Objective. Update the data below by replacing every occurrence of "method-label" with "payment-label" and leaving everything else unchanged. Omit the pictures from your answer.
---
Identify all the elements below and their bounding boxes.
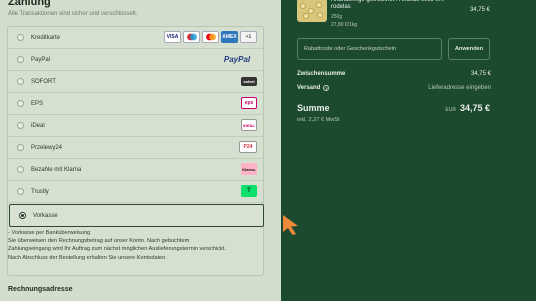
paypal-logo: PayPal xyxy=(217,53,257,65)
method-label: iDeal xyxy=(31,122,45,129)
mouse-cursor-icon xyxy=(283,215,298,235)
klarna-icon: Klarna. xyxy=(241,163,257,175)
product-unit-price: 27,80 €/1kg xyxy=(331,22,358,28)
payment-title: Zahlung xyxy=(8,0,51,8)
radio-button[interactable] xyxy=(17,122,24,129)
radio-button[interactable] xyxy=(17,78,24,85)
product-weight: 250g xyxy=(331,14,343,20)
method-label: Przelewy24 xyxy=(31,144,63,151)
przelewy24-icon: P24 xyxy=(239,141,257,153)
info-line: Nach Abschluss der Bestellung erhalten S… xyxy=(8,254,167,261)
ideal-icon: iDEAL xyxy=(241,119,257,131)
total-value: 34,75 € xyxy=(459,103,490,113)
method-label: PayPal xyxy=(31,56,51,63)
tax-note: inkl. 2,27 € MwSt xyxy=(297,117,340,123)
product-image xyxy=(297,0,327,22)
payment-method-vorkasse[interactable]: Vorkasse xyxy=(9,204,264,227)
amex-icon: AMEX xyxy=(221,31,238,43)
radio-button[interactable] xyxy=(17,144,24,151)
trustly-logo: T xyxy=(241,185,257,197)
product-name: Ananasringe getrocknet / Ananas seco em … xyxy=(331,0,444,10)
card-logos: VISA AMEX +1 xyxy=(164,31,257,43)
radio-button-selected[interactable] xyxy=(19,212,26,219)
shipping-row: Versand ? Lieferadresse eingeben xyxy=(297,85,491,91)
help-icon[interactable]: ? xyxy=(323,85,330,91)
method-label: Trustly xyxy=(31,188,49,195)
payment-method-eps[interactable]: EPS eps xyxy=(8,93,263,115)
payment-method-ideal[interactable]: iDeal iDEAL xyxy=(8,115,263,137)
total-value-group: EUR 34,75 € xyxy=(445,103,490,113)
payment-method-przelewy24[interactable]: Przelewy24 P24 xyxy=(8,137,263,159)
more-cards-icon: +1 xyxy=(240,31,257,43)
order-summary-panel: Ananasringe getrocknet / Ananas seco em … xyxy=(281,0,536,301)
trustly-icon: T xyxy=(241,185,257,197)
method-label: SOFORT xyxy=(31,78,56,85)
payment-panel: Zahlung Alle Transaktionen sind sicher u… xyxy=(0,0,281,301)
info-line: - Vorkasse per Banküberweisung xyxy=(8,230,91,236)
payment-method-klarna[interactable]: Bezahle mit Klarna Klarna. xyxy=(8,159,263,181)
vorkasse-info: - Vorkasse per Banküberweisung Sie überw… xyxy=(8,229,258,262)
klarna-logo: Klarna. xyxy=(241,163,257,175)
p24-logo: P24 xyxy=(239,141,257,153)
product-price: 34,75 € xyxy=(469,7,490,13)
visa-icon: VISA xyxy=(164,31,181,43)
payment-method-paypal[interactable]: PayPal PayPal xyxy=(8,49,263,71)
payment-subtitle: Alle Transaktionen sind sicher und versc… xyxy=(8,11,138,17)
radio-button[interactable] xyxy=(17,100,24,107)
mastercard-icon xyxy=(202,31,219,43)
radio-button[interactable] xyxy=(17,166,24,173)
eps-icon: eps xyxy=(241,97,257,109)
radio-button[interactable] xyxy=(17,56,24,63)
shipping-label: Versand xyxy=(297,85,321,91)
shipping-label-group: Versand ? xyxy=(297,85,330,91)
total-label: Summe xyxy=(297,103,330,113)
payment-method-trustly[interactable]: Trustly T xyxy=(8,181,263,203)
subtotal-row: Zwischensumme 34,75 € xyxy=(297,71,491,77)
sofort-logo: sofort xyxy=(241,75,257,86)
info-line: Zahlungseingang wird Ihr Auftrag zum näc… xyxy=(8,246,226,253)
sofort-icon: sofort xyxy=(241,77,257,86)
payment-method-sofort[interactable]: SOFORT sofort xyxy=(8,71,263,93)
subtotal-label: Zwischensumme xyxy=(297,71,346,77)
info-line: Sie überweisen den Rechnungsbetrag auf u… xyxy=(8,238,190,245)
radio-button[interactable] xyxy=(17,188,24,195)
radio-button[interactable] xyxy=(17,34,24,41)
currency-code: EUR xyxy=(445,107,456,113)
payment-method-kreditkarte[interactable]: Kreditkarte VISA AMEX +1 xyxy=(8,27,263,49)
method-label: EPS xyxy=(31,100,44,107)
discount-code-input[interactable]: Rabattcode oder Geschenkgutschein xyxy=(297,38,442,60)
method-label: Kreditkarte xyxy=(31,34,61,41)
method-label: Vorkasse xyxy=(33,212,58,219)
apply-button[interactable]: Anwenden xyxy=(448,38,490,60)
maestro-icon xyxy=(183,31,200,43)
shipping-value: Lieferadresse eingeben xyxy=(428,85,491,91)
paypal-icon: PayPal xyxy=(223,54,251,64)
billing-address-heading: Rechnungsadresse xyxy=(8,286,73,293)
method-label: Bezahle mit Klarna xyxy=(31,166,82,173)
eps-logo: eps xyxy=(241,97,257,109)
ideal-logo: iDEAL xyxy=(241,119,257,131)
subtotal-value: 34,75 € xyxy=(470,71,491,77)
---
Written response.
Identify all the elements below and their bounding boxes.
paypal-logo: PayPal xyxy=(217,53,257,65)
payment-label: iDeal xyxy=(31,122,45,129)
mouse-cursor-icon xyxy=(283,215,298,235)
klarna-icon: Klarna. xyxy=(241,163,257,175)
product-unit-price: 27,80 €/1kg xyxy=(331,22,358,28)
payment-title: Zahlung xyxy=(8,0,51,8)
radio-button[interactable] xyxy=(17,122,24,129)
radio-button[interactable] xyxy=(17,78,24,85)
product-weight: 250g xyxy=(331,14,343,20)
payment-label: Przelewy24 xyxy=(31,144,63,151)
przelewy24-icon: P24 xyxy=(239,141,257,153)
info-line: Nach Abschluss der Bestellung erhalten S… xyxy=(8,254,167,261)
ideal-icon: iDEAL xyxy=(241,119,257,131)
total-value: 34,75 € xyxy=(459,103,490,113)
payment-label: PayPal xyxy=(31,56,51,63)
tax-note: inkl. 2,27 € MwSt xyxy=(297,117,340,123)
product-image xyxy=(297,0,327,22)
payment-method-vorkasse[interactable]: Vorkasse xyxy=(9,204,264,227)
amex-icon: AMEX xyxy=(221,31,238,43)
radio-button[interactable] xyxy=(17,144,24,151)
trustly-logo: T xyxy=(241,185,257,197)
product-name: Ananasringe getrocknet / Ananas seco em … xyxy=(331,0,444,10)
card-logos: VISA AMEX +1 xyxy=(164,31,257,43)
radio-button-selected[interactable] xyxy=(19,212,26,219)
shipping-row: Versand ? Lieferadresse eingeben xyxy=(297,85,491,91)
help-icon[interactable]: ? xyxy=(323,85,330,91)
payment-label: Trustly xyxy=(31,188,49,195)
payment-method-eps[interactable]: EPS eps xyxy=(8,93,263,115)
payment-method-ideal[interactable]: iDeal iDEAL xyxy=(8,115,263,137)
total-value-group: EUR 34,75 € xyxy=(445,103,490,113)
payment-method-przelewy24[interactable]: Przelewy24 P24 xyxy=(8,137,263,159)
more-cards-icon: +1 xyxy=(240,31,257,43)
order-summary-panel: Ananasringe getrocknet / Ananas seco em … xyxy=(281,0,536,301)
trustly-icon: T xyxy=(241,185,257,197)
payment-label: SOFORT xyxy=(31,78,56,85)
payment-panel: Zahlung Alle Transaktionen sind sicher u… xyxy=(0,0,281,301)
info-line: - Vorkasse per Banküberweisung xyxy=(8,230,91,236)
payment-method-klarna[interactable]: Bezahle mit Klarna Klarna. xyxy=(8,159,263,181)
vorkasse-info: - Vorkasse per Banküberweisung Sie überw… xyxy=(8,229,258,262)
klarna-logo: Klarna. xyxy=(241,163,257,175)
p24-logo: P24 xyxy=(239,141,257,153)
product-price: 34,75 € xyxy=(469,7,490,13)
visa-icon: VISA xyxy=(164,31,181,43)
payment-method-paypal[interactable]: PayPal PayPal xyxy=(8,49,263,71)
payment-subtitle: Alle Transaktionen sind sicher und versc… xyxy=(8,11,138,17)
radio-button[interactable] xyxy=(17,100,24,107)
mastercard-icon xyxy=(202,31,219,43)
radio-button[interactable] xyxy=(17,166,24,173)
eps-icon: eps xyxy=(241,97,257,109)
radio-button[interactable] xyxy=(17,56,24,63)
shipping-label: Versand xyxy=(297,85,321,91)
shipping-label-group: Versand ? xyxy=(297,85,330,91)
total-label: Summe xyxy=(297,103,330,113)
payment-method-trustly[interactable]: Trustly T xyxy=(8,181,263,203)
subtotal-row: Zwischensumme 34,75 € xyxy=(297,71,491,77)
sofort-logo: sofort xyxy=(241,75,257,86)
info-line: Zahlungseingang wird Ihr Auftrag zum näc… xyxy=(8,246,226,253)
sofort-icon: sofort xyxy=(241,77,257,86)
payment-method-sofort[interactable]: SOFORT sofort xyxy=(8,71,263,93)
subtotal-label: Zwischensumme xyxy=(297,71,346,77)
info-line: Sie überweisen den Rechnungsbetrag auf u… xyxy=(8,238,190,245)
radio-button[interactable] xyxy=(17,188,24,195)
radio-button[interactable] xyxy=(17,34,24,41)
currency-code: EUR xyxy=(445,107,456,113)
payment-method-kreditkarte[interactable]: Kreditkarte VISA AMEX +1 xyxy=(8,27,263,49)
payment-label: EPS xyxy=(31,100,44,107)
discount-code-input[interactable]: Rabattcode oder Geschenkgutschein xyxy=(297,38,442,60)
payment-label: Kreditkarte xyxy=(31,34,61,41)
payment-label: Vorkasse xyxy=(33,212,58,219)
apply-button[interactable]: Anwenden xyxy=(448,38,490,60)
maestro-icon xyxy=(183,31,200,43)
shipping-value: Lieferadresse eingeben xyxy=(428,85,491,91)
paypal-icon: PayPal xyxy=(223,54,251,64)
billing-address-heading: Rechnungsadresse xyxy=(8,286,73,293)
payment-label: Bezahle mit Klarna xyxy=(31,166,82,173)
eps-logo: eps xyxy=(241,97,257,109)
ideal-logo: iDEAL xyxy=(241,119,257,131)
subtotal-value: 34,75 € xyxy=(470,71,491,77)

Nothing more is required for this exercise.